• [THE PROBLEM] Reproduce the listing verbatim.

** START OF INPUT RECORDS **

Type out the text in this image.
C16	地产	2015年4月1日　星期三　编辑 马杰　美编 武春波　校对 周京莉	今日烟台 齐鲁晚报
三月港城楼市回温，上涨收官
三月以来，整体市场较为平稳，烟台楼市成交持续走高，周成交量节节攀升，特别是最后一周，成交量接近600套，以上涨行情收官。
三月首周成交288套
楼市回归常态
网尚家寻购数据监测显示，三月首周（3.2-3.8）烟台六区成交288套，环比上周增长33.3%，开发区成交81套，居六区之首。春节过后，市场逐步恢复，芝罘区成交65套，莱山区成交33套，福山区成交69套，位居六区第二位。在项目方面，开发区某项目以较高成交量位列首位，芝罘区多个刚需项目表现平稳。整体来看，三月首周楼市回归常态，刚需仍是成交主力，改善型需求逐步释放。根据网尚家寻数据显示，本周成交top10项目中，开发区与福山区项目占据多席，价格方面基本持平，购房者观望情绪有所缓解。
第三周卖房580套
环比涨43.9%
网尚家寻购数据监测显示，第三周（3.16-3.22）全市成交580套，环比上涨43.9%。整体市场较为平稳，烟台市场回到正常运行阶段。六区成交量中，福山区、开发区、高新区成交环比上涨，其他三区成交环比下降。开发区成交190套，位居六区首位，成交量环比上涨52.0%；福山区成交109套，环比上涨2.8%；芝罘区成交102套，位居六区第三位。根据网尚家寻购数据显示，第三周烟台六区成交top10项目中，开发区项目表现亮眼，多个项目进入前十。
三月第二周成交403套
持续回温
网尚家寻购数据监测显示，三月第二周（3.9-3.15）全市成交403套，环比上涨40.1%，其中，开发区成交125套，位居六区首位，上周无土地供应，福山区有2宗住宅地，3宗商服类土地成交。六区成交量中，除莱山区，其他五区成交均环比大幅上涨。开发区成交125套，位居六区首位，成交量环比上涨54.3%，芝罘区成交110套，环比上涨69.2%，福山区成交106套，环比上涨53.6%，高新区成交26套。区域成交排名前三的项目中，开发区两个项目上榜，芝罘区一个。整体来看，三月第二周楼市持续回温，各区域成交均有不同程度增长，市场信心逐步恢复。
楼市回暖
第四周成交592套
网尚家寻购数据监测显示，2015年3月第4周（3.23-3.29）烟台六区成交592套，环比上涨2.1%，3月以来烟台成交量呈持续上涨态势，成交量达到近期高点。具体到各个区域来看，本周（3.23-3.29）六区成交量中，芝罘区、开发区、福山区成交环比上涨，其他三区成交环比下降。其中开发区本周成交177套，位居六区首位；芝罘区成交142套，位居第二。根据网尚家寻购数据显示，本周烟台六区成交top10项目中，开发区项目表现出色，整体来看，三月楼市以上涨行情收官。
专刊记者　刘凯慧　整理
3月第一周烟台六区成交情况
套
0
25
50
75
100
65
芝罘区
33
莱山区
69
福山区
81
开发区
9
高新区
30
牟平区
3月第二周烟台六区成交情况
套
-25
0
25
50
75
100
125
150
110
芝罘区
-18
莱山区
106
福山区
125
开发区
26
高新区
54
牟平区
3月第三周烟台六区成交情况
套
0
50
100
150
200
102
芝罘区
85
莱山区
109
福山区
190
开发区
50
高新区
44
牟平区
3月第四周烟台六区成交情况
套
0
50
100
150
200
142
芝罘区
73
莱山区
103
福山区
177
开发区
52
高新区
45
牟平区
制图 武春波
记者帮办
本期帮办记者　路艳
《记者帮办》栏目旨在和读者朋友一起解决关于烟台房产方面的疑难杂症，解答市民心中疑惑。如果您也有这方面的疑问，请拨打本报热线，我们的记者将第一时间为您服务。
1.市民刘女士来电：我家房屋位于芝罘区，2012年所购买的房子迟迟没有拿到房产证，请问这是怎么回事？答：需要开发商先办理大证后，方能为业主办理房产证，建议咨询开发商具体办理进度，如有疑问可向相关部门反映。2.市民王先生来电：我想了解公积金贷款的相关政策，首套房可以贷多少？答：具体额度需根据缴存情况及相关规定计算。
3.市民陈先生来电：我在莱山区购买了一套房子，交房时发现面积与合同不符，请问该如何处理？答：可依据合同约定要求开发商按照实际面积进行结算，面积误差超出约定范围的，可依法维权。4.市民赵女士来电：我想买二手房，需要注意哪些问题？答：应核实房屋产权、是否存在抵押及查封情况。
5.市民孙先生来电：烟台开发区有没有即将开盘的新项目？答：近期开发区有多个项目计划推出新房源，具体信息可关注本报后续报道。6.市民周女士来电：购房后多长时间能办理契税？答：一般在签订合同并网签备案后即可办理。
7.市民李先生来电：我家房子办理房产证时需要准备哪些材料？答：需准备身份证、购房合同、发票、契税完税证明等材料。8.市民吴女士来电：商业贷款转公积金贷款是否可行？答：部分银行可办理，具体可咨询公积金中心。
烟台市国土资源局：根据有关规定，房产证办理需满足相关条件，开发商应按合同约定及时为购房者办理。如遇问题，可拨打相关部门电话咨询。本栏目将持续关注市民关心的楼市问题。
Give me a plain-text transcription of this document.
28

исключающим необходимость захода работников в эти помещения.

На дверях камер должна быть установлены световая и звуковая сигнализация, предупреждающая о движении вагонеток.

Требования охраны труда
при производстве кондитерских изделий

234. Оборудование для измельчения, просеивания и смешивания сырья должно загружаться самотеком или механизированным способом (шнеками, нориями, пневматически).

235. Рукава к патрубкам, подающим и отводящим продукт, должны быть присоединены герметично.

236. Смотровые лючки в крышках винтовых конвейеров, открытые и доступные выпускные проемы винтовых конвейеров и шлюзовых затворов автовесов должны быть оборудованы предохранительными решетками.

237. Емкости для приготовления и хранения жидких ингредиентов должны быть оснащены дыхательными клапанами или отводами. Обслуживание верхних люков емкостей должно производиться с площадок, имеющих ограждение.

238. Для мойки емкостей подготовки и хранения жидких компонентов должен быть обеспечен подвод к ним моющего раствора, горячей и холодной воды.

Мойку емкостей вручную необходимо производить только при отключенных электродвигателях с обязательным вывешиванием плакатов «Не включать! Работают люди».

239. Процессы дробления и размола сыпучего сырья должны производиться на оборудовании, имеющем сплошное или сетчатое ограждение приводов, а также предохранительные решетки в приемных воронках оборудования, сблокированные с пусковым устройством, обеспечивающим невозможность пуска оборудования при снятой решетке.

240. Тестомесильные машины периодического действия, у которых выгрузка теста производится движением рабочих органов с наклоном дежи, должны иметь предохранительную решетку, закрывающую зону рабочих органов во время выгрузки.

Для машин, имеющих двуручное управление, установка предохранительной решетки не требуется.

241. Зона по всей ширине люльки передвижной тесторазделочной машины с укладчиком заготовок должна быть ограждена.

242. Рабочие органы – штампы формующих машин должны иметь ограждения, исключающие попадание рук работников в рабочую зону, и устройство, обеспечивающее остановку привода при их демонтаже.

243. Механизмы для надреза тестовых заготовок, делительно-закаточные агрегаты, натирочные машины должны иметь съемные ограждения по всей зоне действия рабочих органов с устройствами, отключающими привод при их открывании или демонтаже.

** END OF INPUT RECORDS **

• [TASK ANSWER]
Type out the text in this image.
C16	地产	2015年4月1日　星期三　编辑 马杰　美编 武春波　校对 周京莉	今日烟台 齐鲁晚报
三月港城楼市回温，上涨收官
三月以来，整体市场较为平稳，烟台楼市成交持续走高，周成交量节节攀升，特别是最后一周，成交量接近600套，以上涨行情收官。
三月首周成交288套
楼市回归常态
网尚家寻购数据监测显示，三月首周（3.2-3.8）烟台六区成交288套，环比上周增长33.3%，开发区成交81套，居六区之首。春节过后，市场逐步恢复，芝罘区成交65套，莱山区成交33套，福山区成交69套，位居六区第二位。在项目方面，开发区某项目以较高成交量位列首位，芝罘区多个刚需项目表现平稳。整体来看，三月首周楼市回归常态，刚需仍是成交主力，改善型需求逐步释放。根据网尚家寻数据显示，本周成交top10项目中，开发区与福山区项目占据多席，价格方面基本持平，购房者观望情绪有所缓解。
第三周卖房580套
环比涨43.9%
网尚家寻购数据监测显示，第三周（3.16-3.22）全市成交580套，环比上涨43.9%。整体市场较为平稳，烟台市场回到正常运行阶段。六区成交量中，福山区、开发区、高新区成交环比上涨，其他三区成交环比下降。开发区成交190套，位居六区首位，成交量环比上涨52.0%；福山区成交109套，环比上涨2.8%；芝罘区成交102套，位居六区第三位。根据网尚家寻购数据显示，第三周烟台六区成交top10项目中，开发区项目表现亮眼，多个项目进入前十。
三月第二周成交403套
持续回温
网尚家寻购数据监测显示，三月第二周（3.9-3.15）全市成交403套，环比上涨40.1%，其中，开发区成交125套，位居六区首位，上周无土地供应，福山区有2宗住宅地，3宗商服类土地成交。六区成交量中，除莱山区，其他五区成交均环比大幅上涨。开发区成交125套，位居六区首位，成交量环比上涨54.3%，芝罘区成交110套，环比上涨69.2%，福山区成交106套，环比上涨53.6%，高新区成交26套。区域成交排名前三的项目中，开发区两个项目上榜，芝罘区一个。整体来看，三月第二周楼市持续回温，各区域成交均有不同程度增长，市场信心逐步恢复。
楼市回暖
第四周成交592套
网尚家寻购数据监测显示，2015年3月第4周（3.23-3.29）烟台六区成交592套，环比上涨2.1%，3月以来烟台成交量呈持续上涨态势，成交量达到近期高点。具体到各个区域来看，本周（3.23-3.29）六区成交量中，芝罘区、开发区、福山区成交环比上涨，其他三区成交环比下降。其中开发区本周成交177套，位居六区首位；芝罘区成交142套，位居第二。根据网尚家寻购数据显示，本周烟台六区成交top10项目中，开发区项目表现出色，整体来看，三月楼市以上涨行情收官。
专刊记者　刘凯慧　整理
3月第一周烟台六区成交情况
套
0
25
50
75
100
65
芝罘区
33
莱山区
69
福山区
81
开发区
9
高新区
30
牟平区
3月第二周烟台六区成交情况
套
-25
0
25
50
75
100
125
150
110
芝罘区
-18
莱山区
106
福山区
125
开发区
26
高新区
54
牟平区
3月第三周烟台六区成交情况
套
0
50
100
150
200
102
芝罘区
85
莱山区
109
福山区
190
开发区
50
高新区
44
牟平区
3月第四周烟台六区成交情况
套
0
50
100
150
200
142
芝罘区
73
莱山区
103
福山区
177
开发区
52
高新区
45
牟平区
制图 武春波
记者帮办
本期帮办记者　路艳
《记者帮办》栏目旨在和读者朋友一起解决关于烟台房产方面的疑难杂症，解答市民心中疑惑。如果您也有这方面的疑问，请拨打本报热线，我们的记者将第一时间为您服务。
1.市民刘女士来电：我家房屋位于芝罘区，2012年所购买的房子迟迟没有拿到房产证，请问这是怎么回事？答：需要开发商先办理大证后，方能为业主办理房产证，建议咨询开发商具体办理进度，如有疑问可向相关部门反映。2.市民王先生来电：我想了解公积金贷款的相关政策，首套房可以贷多少？答：具体额度需根据缴存情况及相关规定计算。
3.市民陈先生来电：我在莱山区购买了一套房子，交房时发现面积与合同不符，请问该如何处理？答：可依据合同约定要求开发商按照实际面积进行结算，面积误差超出约定范围的，可依法维权。4.市民赵女士来电：我想买二手房，需要注意哪些问题？答：应核实房屋产权、是否存在抵押及查封情况。
5.市民孙先生来电：烟台开发区有没有即将开盘的新项目？答：近期开发区有多个项目计划推出新房源，具体信息可关注本报后续报道。6.市民周女士来电：购房后多长时间能办理契税？答：一般在签订合同并网签备案后即可办理。
7.市民李先生来电：我家房子办理房产证时需要准备哪些材料？答：需准备身份证、购房合同、发票、契税完税证明等材料。8.市民吴女士来电：商业贷款转公积金贷款是否可行？答：部分银行可办理，具体可咨询公积金中心。
烟台市国土资源局：根据有关规定，房产证办理需满足相关条件，开发商应按合同约定及时为购房者办理。如遇问题，可拨打相关部门电话咨询。本栏目将持续关注市民关心的楼市问题。
Give me a plain-text transcription of this document.
28

исключающим необходимость захода работников в эти помещения.

На дверях камер должна быть установлены световая и звуковая сигнализация, предупреждающая о движении вагонеток.

Требования охраны труда
при производстве кондитерских изделий

234. Оборудование для измельчения, просеивания и смешивания сырья должно загружаться самотеком или механизированным способом (шнеками, нориями, пневматически).

235. Рукава к патрубкам, подающим и отводящим продукт, должны быть присоединены герметично.

236. Смотровые лючки в крышках винтовых конвейеров, открытые и доступные выпускные проемы винтовых конвейеров и шлюзовых затворов автовесов должны быть оборудованы предохранительными решетками.

237. Емкости для приготовления и хранения жидких ингредиентов должны быть оснащены дыхательными клапанами или отводами. Обслуживание верхних люков емкостей должно производиться с площадок, имеющих ограждение.

238. Для мойки емкостей подготовки и хранения жидких компонентов должен быть обеспечен подвод к ним моющего раствора, горячей и холодной воды.

Мойку емкостей вручную необходимо производить только при отключенных электродвигателях с обязательным вывешиванием плакатов «Не включать! Работают люди».

239. Процессы дробления и размола сыпучего сырья должны производиться на оборудовании, имеющем сплошное или сетчатое ограждение приводов, а также предохранительные решетки в приемных воронках оборудования, сблокированные с пусковым устройством, обеспечивающим невозможность пуска оборудования при снятой решетке.

240. Тестомесильные машины периодического действия, у которых выгрузка теста производится движением рабочих органов с наклоном дежи, должны иметь предохранительную решетку, закрывающую зону рабочих органов во время выгрузки.

Для машин, имеющих двуручное управление, установка предохранительной решетки не требуется.

241. Зона по всей ширине люльки передвижной тесторазделочной машины с укладчиком заготовок должна быть ограждена.

242. Рабочие органы – штампы формующих машин должны иметь ограждения, исключающие попадание рук работников в рабочую зону, и устройство, обеспечивающее остановку привода при их демонтаже.

243. Механизмы для надреза тестовых заготовок, делительно-закаточные агрегаты, натирочные машины должны иметь съемные ограждения по всей зоне действия рабочих органов с устройствами, отключающими привод при их открывании или демонтаже.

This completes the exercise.